__Exercise brief__. Search the data for the string "наблюдений" and extract every line where it appears.
** BEGIN Data entries **
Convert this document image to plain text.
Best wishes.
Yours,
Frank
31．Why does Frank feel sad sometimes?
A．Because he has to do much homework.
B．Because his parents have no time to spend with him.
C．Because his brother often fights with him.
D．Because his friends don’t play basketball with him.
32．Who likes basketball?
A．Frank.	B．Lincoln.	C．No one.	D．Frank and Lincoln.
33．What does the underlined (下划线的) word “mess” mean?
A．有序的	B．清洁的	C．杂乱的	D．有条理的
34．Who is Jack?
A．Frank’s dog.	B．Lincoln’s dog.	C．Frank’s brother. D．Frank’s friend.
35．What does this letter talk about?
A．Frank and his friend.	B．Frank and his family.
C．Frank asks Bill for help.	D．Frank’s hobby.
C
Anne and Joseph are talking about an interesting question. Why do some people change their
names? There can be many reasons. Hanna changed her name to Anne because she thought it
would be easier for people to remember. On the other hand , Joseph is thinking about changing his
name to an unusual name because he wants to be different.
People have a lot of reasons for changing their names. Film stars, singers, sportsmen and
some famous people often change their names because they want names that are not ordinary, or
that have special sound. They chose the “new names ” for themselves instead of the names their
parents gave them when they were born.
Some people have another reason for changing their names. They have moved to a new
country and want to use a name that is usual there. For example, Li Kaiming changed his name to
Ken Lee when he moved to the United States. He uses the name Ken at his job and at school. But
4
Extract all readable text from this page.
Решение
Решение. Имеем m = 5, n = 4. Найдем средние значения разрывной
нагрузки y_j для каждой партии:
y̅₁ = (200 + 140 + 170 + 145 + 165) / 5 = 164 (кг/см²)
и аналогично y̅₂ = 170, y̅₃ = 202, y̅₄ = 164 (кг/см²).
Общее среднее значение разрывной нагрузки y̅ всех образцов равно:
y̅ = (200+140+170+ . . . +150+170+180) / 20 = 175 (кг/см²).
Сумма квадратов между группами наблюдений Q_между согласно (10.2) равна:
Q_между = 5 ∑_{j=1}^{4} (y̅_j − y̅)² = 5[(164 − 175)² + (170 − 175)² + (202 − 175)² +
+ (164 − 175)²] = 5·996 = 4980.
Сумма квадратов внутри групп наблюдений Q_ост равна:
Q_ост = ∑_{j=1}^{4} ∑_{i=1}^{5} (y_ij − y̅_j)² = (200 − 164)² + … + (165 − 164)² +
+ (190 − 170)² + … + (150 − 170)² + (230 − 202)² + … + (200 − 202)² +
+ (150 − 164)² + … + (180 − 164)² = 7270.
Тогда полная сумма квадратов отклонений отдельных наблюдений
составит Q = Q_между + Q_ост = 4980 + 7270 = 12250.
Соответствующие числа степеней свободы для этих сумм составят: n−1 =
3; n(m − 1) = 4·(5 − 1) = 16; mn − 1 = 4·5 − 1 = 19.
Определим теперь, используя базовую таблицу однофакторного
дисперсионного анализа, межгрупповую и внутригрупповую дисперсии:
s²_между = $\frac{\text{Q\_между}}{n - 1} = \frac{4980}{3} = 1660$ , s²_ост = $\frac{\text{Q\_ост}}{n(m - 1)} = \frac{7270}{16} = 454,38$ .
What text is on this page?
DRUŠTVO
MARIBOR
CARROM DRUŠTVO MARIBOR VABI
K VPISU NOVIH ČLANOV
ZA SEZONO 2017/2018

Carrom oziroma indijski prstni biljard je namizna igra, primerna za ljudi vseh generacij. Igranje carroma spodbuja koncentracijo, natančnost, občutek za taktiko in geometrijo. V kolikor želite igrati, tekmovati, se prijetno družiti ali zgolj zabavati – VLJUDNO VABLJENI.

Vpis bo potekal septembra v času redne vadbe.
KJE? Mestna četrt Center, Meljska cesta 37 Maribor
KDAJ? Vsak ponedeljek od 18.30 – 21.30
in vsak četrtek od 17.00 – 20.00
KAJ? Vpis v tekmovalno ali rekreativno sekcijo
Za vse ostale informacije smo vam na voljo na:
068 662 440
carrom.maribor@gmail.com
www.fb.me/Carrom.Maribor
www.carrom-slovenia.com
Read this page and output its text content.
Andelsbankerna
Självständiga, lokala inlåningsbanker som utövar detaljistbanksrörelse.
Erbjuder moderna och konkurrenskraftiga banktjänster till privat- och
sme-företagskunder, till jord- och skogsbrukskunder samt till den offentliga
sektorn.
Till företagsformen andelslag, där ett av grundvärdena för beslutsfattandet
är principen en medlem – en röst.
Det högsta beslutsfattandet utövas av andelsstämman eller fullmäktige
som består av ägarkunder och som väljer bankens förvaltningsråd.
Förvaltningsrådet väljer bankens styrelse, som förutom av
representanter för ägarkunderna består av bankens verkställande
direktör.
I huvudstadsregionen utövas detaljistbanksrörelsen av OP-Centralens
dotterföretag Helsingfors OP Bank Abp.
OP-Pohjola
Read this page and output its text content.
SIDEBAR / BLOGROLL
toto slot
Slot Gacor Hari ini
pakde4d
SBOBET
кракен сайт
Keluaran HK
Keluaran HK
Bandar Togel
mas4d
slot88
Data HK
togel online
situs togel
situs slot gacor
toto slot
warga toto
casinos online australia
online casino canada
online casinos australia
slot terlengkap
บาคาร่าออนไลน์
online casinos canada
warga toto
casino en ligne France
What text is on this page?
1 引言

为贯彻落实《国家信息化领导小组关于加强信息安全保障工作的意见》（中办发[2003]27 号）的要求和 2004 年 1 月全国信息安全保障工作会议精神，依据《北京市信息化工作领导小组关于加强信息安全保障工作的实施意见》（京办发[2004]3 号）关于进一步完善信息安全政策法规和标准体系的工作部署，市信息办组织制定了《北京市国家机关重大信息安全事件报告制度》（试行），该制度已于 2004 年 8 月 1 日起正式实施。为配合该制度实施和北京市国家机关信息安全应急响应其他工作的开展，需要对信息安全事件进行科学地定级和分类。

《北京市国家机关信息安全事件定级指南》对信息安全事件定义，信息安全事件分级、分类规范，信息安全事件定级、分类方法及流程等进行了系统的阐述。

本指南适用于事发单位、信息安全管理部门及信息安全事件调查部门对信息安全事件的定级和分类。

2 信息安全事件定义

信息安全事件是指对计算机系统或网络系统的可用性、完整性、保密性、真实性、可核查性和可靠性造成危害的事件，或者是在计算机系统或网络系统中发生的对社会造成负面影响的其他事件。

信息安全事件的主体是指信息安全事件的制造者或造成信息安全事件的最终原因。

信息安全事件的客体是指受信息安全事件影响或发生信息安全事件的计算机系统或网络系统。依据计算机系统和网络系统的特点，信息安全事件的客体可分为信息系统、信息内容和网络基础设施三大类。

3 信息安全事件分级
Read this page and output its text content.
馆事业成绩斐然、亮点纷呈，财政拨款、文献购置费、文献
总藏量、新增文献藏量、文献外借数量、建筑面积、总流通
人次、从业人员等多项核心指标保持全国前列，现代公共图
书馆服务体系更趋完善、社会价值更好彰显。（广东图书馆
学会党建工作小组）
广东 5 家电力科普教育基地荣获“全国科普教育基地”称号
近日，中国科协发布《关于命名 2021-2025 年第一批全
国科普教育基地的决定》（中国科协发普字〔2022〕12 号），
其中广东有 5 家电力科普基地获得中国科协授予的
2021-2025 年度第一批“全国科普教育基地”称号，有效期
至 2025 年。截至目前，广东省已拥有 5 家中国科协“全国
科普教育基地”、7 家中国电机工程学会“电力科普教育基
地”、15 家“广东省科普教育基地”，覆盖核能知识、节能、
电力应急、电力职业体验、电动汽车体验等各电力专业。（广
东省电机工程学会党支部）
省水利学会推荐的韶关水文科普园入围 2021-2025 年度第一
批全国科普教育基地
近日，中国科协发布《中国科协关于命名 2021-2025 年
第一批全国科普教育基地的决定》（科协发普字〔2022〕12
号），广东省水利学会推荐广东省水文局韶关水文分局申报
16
** END Data entries **
__Solution__.
Сумма квадратов между группами наблюдений Q_между согласно (10.2) равна:
Сумма квадратов внутри групп наблюдений Q_ост равна:
Тогда полная сумма квадратов отклонений отдельных наблюдений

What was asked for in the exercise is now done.